Exercise objective = State the number of lines where "andra" appears. Add nothing else.

Collected data entries:
========================

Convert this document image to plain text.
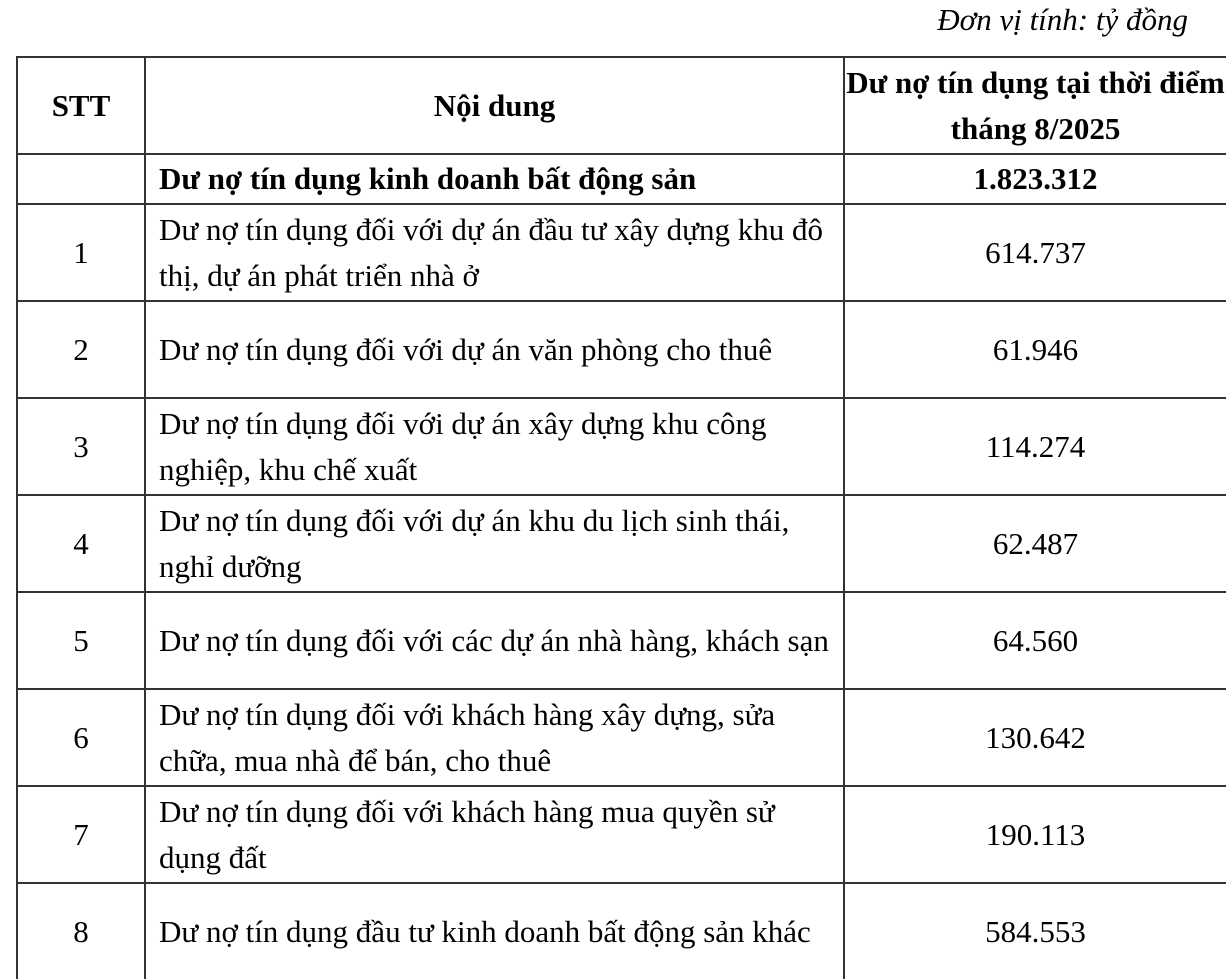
Đơn vị tính: tỷ đồng
STT	Nội dung	Dư nợ tín dụng tại thời điểm tháng 8/2025
	Dư nợ tín dụng kinh doanh bất động sản	1.823.312
1	Dư nợ tín dụng đối với dự án đầu tư xây dựng khu đô thị, dự án phát triển nhà ở	614.737
2	Dư nợ tín dụng đối với dự án văn phòng cho thuê	61.946
3	Dư nợ tín dụng đối với dự án xây dựng khu công nghiệp, khu chế xuất	114.274
4	Dư nợ tín dụng đối với dự án khu du lịch sinh thái, nghỉ dưỡng	62.487
5	Dư nợ tín dụng đối với các dự án nhà hàng, khách sạn	64.560
6	Dư nợ tín dụng đối với khách hàng xây dựng, sửa chữa, mua nhà để bán, cho thuê	130.642
7	Dư nợ tín dụng đối với khách hàng mua quyền sử dụng đất	190.113
8	Dư nợ tín dụng đầu tư kinh doanh bất động sản khác	584.553
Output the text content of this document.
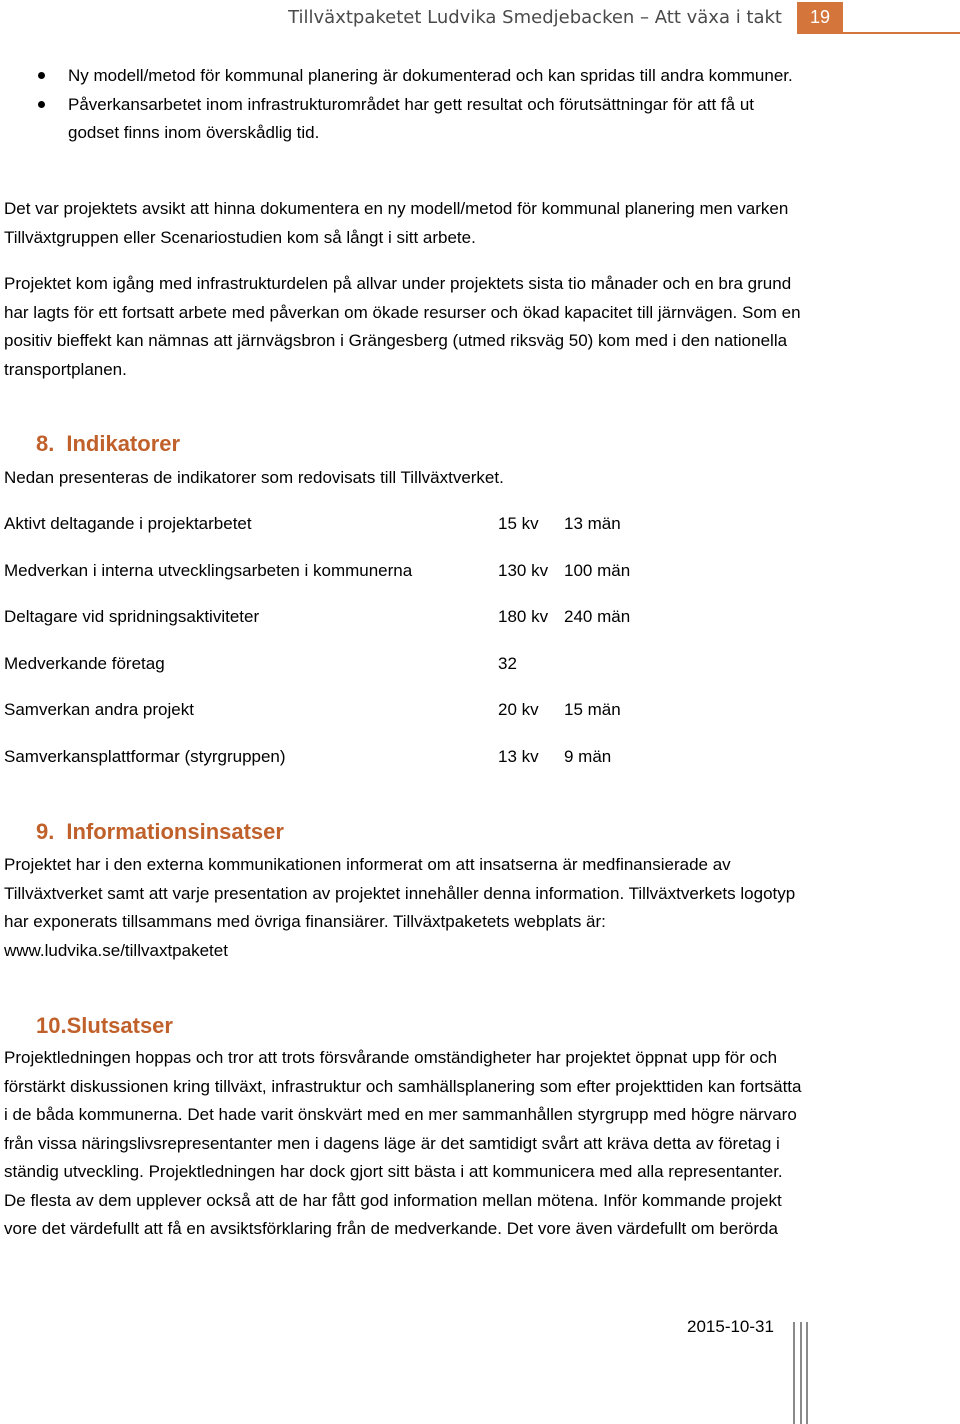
Tillväxtpaketet Ludvika Smedjebacken – Att växa i takt	19
Ny modell/metod för kommunal planering är dokumenterad och kan spridas till andra kommuner.
Påverkansarbetet inom infrastrukturområdet har gett resultat och förutsättningar för att få ut godset finns inom överskådlig tid.
Det var projektets avsikt att hinna dokumentera en ny modell/metod för kommunal planering men varken Tillväxtgruppen eller Scenariostudien kom så långt i sitt arbete.
Projektet kom igång med infrastrukturdelen på allvar under projektets sista tio månader och en bra grund har lagts för ett fortsatt arbete med påverkan om ökade resurser och ökad kapacitet till järnvägen. Som en positiv bieffekt kan nämnas att järnvägsbron i Grängesberg (utmed riksväg 50) kom med i den nationella transportplanen.
8. Indikatorer
Nedan presenteras de indikatorer som redovisats till Tillväxtverket.
Aktivt deltagande i projektarbetet	15 kv 13 män
Medverkan i interna utvecklingsarbeten i kommunerna	130 kv 100 män
Deltagare vid spridningsaktiviteter	180 kv 240 män
Medverkande företag	32
Samverkan andra projekt	20 kv 15 män
Samverkansplattformar (styrgruppen)	13 kv 9 män
9. Informationsinsatser
Projektet har i den externa kommunikationen informerat om att insatserna är medfinansierade av Tillväxtverket samt att varje presentation av projektet innehåller denna information. Tillväxtverkets logotyp har exponerats tillsammans med övriga finansiärer. Tillväxtpaketets webplats är: www.ludvika.se/tillvaxtpaketet
10.Slutsatser
Projektledningen hoppas och tror att trots försvårande omständigheter har projektet öppnat upp för och förstärkt diskussionen kring tillväxt, infrastruktur och samhällsplanering som efter projekttiden kan fortsätta i de båda kommunerna. Det hade varit önskvärt med en mer sammanhållen styrgrupp med högre närvaro från vissa näringslivsrepresentanter men i dagens läge är det samtidigt svårt att kräva detta av företag i ständig utveckling. Projektledningen har dock gjort sitt bästa i att kommunicera med alla representanter. De flesta av dem upplever också att de har fått god information mellan mötena. Inför kommande projekt vore det värdefullt att få en avsiktsförklaring från de medverkande. Det vore även värdefullt om berörda
2015-10-31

========================

Response below = 2